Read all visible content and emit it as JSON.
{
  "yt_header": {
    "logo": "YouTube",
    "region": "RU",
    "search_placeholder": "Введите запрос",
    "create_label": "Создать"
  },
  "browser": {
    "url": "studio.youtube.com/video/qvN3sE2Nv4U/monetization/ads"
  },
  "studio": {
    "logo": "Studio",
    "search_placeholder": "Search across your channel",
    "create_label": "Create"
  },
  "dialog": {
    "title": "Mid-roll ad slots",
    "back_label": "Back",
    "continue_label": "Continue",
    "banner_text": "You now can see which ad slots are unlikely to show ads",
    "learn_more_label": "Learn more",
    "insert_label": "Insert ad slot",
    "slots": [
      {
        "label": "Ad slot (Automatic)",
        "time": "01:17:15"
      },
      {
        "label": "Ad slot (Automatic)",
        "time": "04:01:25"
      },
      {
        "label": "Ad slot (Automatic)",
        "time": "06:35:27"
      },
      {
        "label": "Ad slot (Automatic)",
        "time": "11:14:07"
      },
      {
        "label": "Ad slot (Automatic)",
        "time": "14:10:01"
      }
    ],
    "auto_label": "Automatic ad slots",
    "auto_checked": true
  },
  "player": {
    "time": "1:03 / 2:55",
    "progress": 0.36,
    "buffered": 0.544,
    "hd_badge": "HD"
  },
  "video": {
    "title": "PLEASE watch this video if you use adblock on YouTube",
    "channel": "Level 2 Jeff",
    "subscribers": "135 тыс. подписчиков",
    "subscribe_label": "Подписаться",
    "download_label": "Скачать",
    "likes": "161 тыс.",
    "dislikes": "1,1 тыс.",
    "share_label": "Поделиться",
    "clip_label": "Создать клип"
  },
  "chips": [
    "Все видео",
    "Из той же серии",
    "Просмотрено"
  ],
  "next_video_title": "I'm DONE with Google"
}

→ **Requirements**:
Within the listing above, copy each line that has the string "Создать".

→ **Task answer**:
    "create_label": "Создать"
    "clip_label": "Создать клип"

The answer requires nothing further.